-- START OF Raw records --

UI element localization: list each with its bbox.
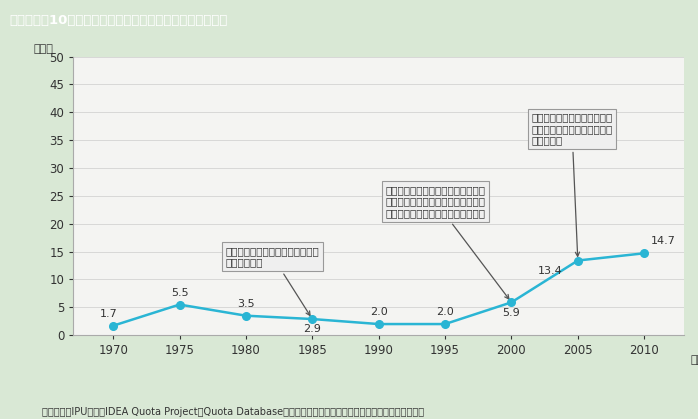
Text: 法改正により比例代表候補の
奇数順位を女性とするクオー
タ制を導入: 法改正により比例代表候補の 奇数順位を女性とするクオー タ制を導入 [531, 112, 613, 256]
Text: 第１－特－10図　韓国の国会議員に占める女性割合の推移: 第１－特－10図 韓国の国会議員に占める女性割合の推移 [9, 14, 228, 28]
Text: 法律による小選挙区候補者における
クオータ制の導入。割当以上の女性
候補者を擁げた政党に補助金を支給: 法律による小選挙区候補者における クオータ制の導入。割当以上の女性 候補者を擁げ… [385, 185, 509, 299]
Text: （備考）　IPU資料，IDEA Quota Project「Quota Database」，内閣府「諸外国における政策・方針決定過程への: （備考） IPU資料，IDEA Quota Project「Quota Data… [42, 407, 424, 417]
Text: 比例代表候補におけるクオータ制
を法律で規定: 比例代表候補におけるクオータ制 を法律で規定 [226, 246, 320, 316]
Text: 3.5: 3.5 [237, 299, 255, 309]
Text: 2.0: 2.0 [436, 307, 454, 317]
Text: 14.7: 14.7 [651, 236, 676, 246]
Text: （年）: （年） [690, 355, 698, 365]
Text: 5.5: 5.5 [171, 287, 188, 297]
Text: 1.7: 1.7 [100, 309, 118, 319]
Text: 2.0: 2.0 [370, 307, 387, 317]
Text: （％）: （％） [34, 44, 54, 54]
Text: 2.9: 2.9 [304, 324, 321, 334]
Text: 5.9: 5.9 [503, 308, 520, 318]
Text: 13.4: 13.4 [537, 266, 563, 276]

-- END OF Raw records --
-- START OF Raw records --

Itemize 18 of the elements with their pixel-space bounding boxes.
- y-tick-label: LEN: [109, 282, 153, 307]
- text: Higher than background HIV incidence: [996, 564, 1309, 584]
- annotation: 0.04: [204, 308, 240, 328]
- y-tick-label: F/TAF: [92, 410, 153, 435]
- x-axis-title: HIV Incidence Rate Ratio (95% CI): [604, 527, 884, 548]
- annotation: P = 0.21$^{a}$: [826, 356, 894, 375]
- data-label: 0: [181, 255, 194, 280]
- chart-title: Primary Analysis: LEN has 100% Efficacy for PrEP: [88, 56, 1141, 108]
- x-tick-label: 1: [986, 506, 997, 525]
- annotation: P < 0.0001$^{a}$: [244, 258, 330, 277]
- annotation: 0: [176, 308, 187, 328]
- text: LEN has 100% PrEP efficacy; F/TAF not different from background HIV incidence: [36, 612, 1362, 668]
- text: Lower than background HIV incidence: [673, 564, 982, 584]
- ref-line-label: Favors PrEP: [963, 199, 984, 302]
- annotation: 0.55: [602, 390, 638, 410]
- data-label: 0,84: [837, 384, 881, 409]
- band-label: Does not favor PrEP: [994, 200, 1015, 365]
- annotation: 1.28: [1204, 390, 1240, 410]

-- END OF Raw records --
-- START OF Raw records --

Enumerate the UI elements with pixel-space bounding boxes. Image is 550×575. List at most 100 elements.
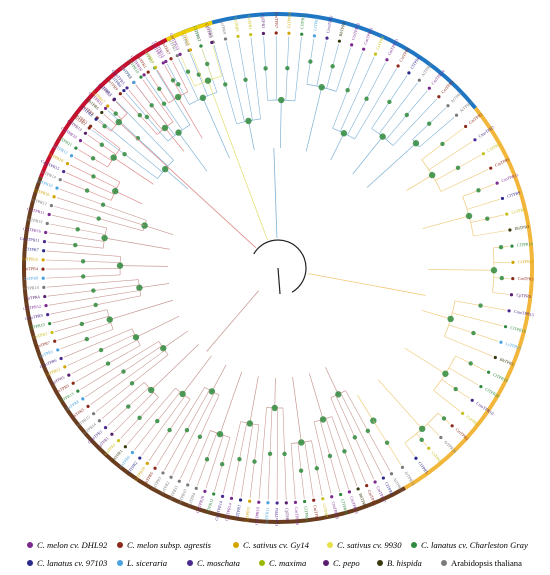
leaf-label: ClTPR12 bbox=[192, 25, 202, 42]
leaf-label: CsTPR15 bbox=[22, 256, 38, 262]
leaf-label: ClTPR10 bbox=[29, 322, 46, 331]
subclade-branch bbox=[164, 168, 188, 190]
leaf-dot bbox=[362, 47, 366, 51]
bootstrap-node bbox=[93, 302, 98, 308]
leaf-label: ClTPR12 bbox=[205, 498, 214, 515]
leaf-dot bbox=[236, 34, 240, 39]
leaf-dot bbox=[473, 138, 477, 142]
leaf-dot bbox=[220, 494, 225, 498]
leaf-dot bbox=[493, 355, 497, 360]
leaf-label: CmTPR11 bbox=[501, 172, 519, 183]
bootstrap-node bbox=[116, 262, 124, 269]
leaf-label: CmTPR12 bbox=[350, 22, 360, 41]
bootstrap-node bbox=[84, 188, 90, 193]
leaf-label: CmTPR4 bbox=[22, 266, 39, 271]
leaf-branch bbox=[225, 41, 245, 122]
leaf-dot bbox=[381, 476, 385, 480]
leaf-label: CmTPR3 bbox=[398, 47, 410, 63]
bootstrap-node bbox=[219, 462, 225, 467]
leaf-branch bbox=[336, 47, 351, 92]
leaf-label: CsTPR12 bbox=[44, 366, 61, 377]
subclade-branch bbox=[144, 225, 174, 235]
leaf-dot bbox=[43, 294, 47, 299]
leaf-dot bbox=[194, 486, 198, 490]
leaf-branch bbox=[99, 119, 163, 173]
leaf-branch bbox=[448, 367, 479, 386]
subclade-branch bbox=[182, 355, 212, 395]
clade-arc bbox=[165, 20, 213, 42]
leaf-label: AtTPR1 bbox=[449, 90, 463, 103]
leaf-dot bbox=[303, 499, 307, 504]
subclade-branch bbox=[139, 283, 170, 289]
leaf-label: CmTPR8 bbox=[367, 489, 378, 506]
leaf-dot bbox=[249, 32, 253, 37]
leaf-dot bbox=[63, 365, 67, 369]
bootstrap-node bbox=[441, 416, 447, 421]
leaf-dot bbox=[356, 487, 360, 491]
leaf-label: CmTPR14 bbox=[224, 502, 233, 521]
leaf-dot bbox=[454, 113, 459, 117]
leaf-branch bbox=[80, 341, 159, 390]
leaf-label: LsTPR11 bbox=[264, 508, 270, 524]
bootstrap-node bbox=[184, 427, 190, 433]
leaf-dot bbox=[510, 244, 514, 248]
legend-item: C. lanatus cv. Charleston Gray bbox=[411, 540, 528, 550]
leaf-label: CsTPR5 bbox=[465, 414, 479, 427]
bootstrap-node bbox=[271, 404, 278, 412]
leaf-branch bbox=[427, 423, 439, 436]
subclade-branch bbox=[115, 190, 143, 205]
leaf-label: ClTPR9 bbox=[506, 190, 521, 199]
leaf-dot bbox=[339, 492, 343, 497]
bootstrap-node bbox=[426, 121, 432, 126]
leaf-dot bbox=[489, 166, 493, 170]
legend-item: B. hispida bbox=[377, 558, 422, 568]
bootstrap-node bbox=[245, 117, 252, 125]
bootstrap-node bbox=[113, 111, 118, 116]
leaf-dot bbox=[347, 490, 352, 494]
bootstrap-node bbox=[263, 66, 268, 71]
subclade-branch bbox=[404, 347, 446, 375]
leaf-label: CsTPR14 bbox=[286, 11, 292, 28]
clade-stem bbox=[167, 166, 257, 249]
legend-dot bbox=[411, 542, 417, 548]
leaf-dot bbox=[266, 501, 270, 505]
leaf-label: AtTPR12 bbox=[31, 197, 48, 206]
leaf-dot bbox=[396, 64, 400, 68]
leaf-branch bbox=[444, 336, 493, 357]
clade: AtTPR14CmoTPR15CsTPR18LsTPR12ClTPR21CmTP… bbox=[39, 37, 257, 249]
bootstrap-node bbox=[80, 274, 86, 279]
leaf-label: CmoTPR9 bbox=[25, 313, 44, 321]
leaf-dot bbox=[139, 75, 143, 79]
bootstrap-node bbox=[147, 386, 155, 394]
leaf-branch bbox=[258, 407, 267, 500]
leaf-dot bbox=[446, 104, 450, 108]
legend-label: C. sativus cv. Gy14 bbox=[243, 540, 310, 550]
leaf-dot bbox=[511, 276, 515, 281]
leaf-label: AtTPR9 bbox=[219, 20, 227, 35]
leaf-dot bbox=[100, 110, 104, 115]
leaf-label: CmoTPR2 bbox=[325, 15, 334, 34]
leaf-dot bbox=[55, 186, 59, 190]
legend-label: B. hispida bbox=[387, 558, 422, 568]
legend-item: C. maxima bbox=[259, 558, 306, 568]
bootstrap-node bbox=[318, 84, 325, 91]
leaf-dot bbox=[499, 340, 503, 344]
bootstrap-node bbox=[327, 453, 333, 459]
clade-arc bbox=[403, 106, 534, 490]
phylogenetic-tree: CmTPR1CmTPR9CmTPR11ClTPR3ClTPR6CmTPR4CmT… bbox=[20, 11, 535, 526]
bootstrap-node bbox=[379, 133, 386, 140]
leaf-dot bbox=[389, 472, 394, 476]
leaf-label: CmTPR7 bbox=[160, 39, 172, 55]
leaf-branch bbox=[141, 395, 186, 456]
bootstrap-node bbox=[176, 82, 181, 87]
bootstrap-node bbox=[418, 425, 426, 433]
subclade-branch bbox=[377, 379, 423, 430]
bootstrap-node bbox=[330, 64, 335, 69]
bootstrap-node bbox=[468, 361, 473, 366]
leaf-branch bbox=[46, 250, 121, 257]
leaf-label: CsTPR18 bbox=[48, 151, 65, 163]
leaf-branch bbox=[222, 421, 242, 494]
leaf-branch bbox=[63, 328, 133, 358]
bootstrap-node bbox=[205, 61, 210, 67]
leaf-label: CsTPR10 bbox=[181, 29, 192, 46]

-- END OF Raw records --

→ **Exercise goal**
Can you reproduce the material from the line that has "leaf-label: ClTPR12 bbox=[192, 25, 202, 42]" through the line that has "bootstrap-node bbox=[441, 416, 447, 421]", replacing "subclade-branch" with "subclade-edge" throughout and leaving everything else unchanged?

→ **Answer below**
leaf-label: ClTPR12 bbox=[192, 25, 202, 42]
leaf-label: CsTPR15 bbox=[22, 256, 38, 262]
leaf-label: ClTPR10 bbox=[29, 322, 46, 331]
subclade-edge bbox=[164, 168, 188, 190]
leaf-dot bbox=[362, 47, 366, 51]
bootstrap-node bbox=[93, 302, 98, 308]
leaf-label: ClTPR12 bbox=[205, 498, 214, 515]
leaf-dot bbox=[236, 34, 240, 39]
leaf-dot bbox=[473, 138, 477, 142]
leaf-dot bbox=[220, 494, 225, 498]
leaf-dot bbox=[493, 355, 497, 360]
leaf-label: CmTPR11 bbox=[501, 172, 519, 183]
bootstrap-node bbox=[116, 262, 124, 269]
leaf-label: CmTPR12 bbox=[350, 22, 360, 41]
bootstrap-node bbox=[84, 188, 90, 193]
leaf-label: CmTPR4 bbox=[22, 266, 39, 271]
leaf-branch bbox=[225, 41, 245, 122]
leaf-dot bbox=[381, 476, 385, 480]
leaf-label: CmTPR3 bbox=[398, 47, 410, 63]
bootstrap-node bbox=[219, 462, 225, 467]
leaf-branch bbox=[336, 47, 351, 92]
leaf-label: CsTPR12 bbox=[44, 366, 61, 377]
subclade-edge bbox=[144, 225, 174, 235]
leaf-dot bbox=[43, 294, 47, 299]
leaf-dot bbox=[194, 486, 198, 490]
leaf-branch bbox=[99, 119, 163, 173]
leaf-branch bbox=[448, 367, 479, 386]
subclade-edge bbox=[182, 355, 212, 395]
clade-arc bbox=[165, 20, 213, 42]
leaf-label: AtTPR1 bbox=[449, 90, 463, 103]
leaf-dot bbox=[303, 499, 307, 504]
subclade-edge bbox=[139, 283, 170, 289]
leaf-label: CmTPR8 bbox=[367, 489, 378, 506]
leaf-dot bbox=[249, 32, 253, 37]
leaf-dot bbox=[63, 365, 67, 369]
bootstrap-node bbox=[441, 416, 447, 421]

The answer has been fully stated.